======== Provided records ========

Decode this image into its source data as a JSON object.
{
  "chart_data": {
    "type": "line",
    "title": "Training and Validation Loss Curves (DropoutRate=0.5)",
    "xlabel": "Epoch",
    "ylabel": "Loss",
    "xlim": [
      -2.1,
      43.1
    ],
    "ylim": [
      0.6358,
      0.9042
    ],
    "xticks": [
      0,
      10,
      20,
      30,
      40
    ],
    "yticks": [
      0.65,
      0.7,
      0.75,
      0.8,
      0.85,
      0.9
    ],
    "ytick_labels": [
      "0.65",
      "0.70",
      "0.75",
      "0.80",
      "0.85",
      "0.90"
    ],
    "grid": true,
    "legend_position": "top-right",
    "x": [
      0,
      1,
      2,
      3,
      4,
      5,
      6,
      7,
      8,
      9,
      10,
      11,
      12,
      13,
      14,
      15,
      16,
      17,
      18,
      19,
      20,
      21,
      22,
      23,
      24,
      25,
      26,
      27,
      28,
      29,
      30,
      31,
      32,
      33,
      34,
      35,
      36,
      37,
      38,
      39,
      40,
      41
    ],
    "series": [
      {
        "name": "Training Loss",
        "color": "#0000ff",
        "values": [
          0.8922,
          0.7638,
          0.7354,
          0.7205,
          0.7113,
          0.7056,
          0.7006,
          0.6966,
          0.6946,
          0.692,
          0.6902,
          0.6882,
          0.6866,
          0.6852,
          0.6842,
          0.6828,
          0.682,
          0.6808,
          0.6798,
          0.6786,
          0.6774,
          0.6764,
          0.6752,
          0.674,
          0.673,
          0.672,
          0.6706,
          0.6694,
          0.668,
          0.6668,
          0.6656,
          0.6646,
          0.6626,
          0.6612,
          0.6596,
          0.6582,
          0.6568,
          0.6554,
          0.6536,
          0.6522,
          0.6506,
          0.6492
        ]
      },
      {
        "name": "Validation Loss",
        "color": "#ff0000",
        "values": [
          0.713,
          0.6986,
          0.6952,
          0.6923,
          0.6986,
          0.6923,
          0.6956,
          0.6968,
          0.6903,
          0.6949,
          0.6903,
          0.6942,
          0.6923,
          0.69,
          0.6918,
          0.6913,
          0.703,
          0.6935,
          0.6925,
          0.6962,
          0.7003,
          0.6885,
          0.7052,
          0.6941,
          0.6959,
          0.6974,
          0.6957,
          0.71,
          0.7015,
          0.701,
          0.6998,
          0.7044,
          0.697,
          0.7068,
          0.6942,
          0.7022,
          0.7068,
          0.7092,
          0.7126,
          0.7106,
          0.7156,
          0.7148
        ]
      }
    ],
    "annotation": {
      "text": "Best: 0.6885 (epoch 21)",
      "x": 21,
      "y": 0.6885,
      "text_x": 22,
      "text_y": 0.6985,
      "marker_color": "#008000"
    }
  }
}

========

> [Your objective] The records above should all be quoted exactly, please.

> [Exercise response]
Decode this image into its source data as a JSON object.
{
  "chart_data": {
    "type": "line",
    "title": "Training and Validation Loss Curves (DropoutRate=0.5)",
    "xlabel": "Epoch",
    "ylabel": "Loss",
    "xlim": [
      -2.1,
      43.1
    ],
    "ylim": [
      0.6358,
      0.9042
    ],
    "xticks": [
      0,
      10,
      20,
      30,
      40
    ],
    "yticks": [
      0.65,
      0.7,
      0.75,
      0.8,
      0.85,
      0.9
    ],
    "ytick_labels": [
      "0.65",
      "0.70",
      "0.75",
      "0.80",
      "0.85",
      "0.90"
    ],
    "grid": true,
    "legend_position": "top-right",
    "x": [
      0,
      1,
      2,
      3,
      4,
      5,
      6,
      7,
      8,
      9,
      10,
      11,
      12,
      13,
      14,
      15,
      16,
      17,
      18,
      19,
      20,
      21,
      22,
      23,
      24,
      25,
      26,
      27,
      28,
      29,
      30,
      31,
      32,
      33,
      34,
      35,
      36,
      37,
      38,
      39,
      40,
      41
    ],
    "series": [
      {
        "name": "Training Loss",
        "color": "#0000ff",
        "values": [
          0.8922,
          0.7638,
          0.7354,
          0.7205,
          0.7113,
          0.7056,
          0.7006,
          0.6966,
          0.6946,
          0.692,
          0.6902,
          0.6882,
          0.6866,
          0.6852,
          0.6842,
          0.6828,
          0.682,
          0.6808,
          0.6798,
          0.6786,
          0.6774,
          0.6764,
          0.6752,
          0.674,
          0.673,
          0.672,
          0.6706,
          0.6694,
          0.668,
          0.6668,
          0.6656,
          0.6646,
          0.6626,
          0.6612,
          0.6596,
          0.6582,
          0.6568,
          0.6554,
          0.6536,
          0.6522,
          0.6506,
          0.6492
        ]
      },
      {
        "name": "Validation Loss",
        "color": "#ff0000",
        "values": [
          0.713,
          0.6986,
          0.6952,
          0.6923,
          0.6986,
          0.6923,
          0.6956,
          0.6968,
          0.6903,
          0.6949,
          0.6903,
          0.6942,
          0.6923,
          0.69,
          0.6918,
          0.6913,
          0.703,
          0.6935,
          0.6925,
          0.6962,
          0.7003,
          0.6885,
          0.7052,
          0.6941,
          0.6959,
          0.6974,
          0.6957,
          0.71,
          0.7015,
          0.701,
          0.6998,
          0.7044,
          0.697,
          0.7068,
          0.6942,
          0.7022,
          0.7068,
          0.7092,
          0.7126,
          0.7106,
          0.7156,
          0.7148
        ]
      }
    ],
    "annotation": {
      "text": "Best: 0.6885 (epoch 21)",
      "x": 21,
      "y": 0.6885,
      "text_x": 22,
      "text_y": 0.6985,
      "marker_color": "#008000"
    }
  }
}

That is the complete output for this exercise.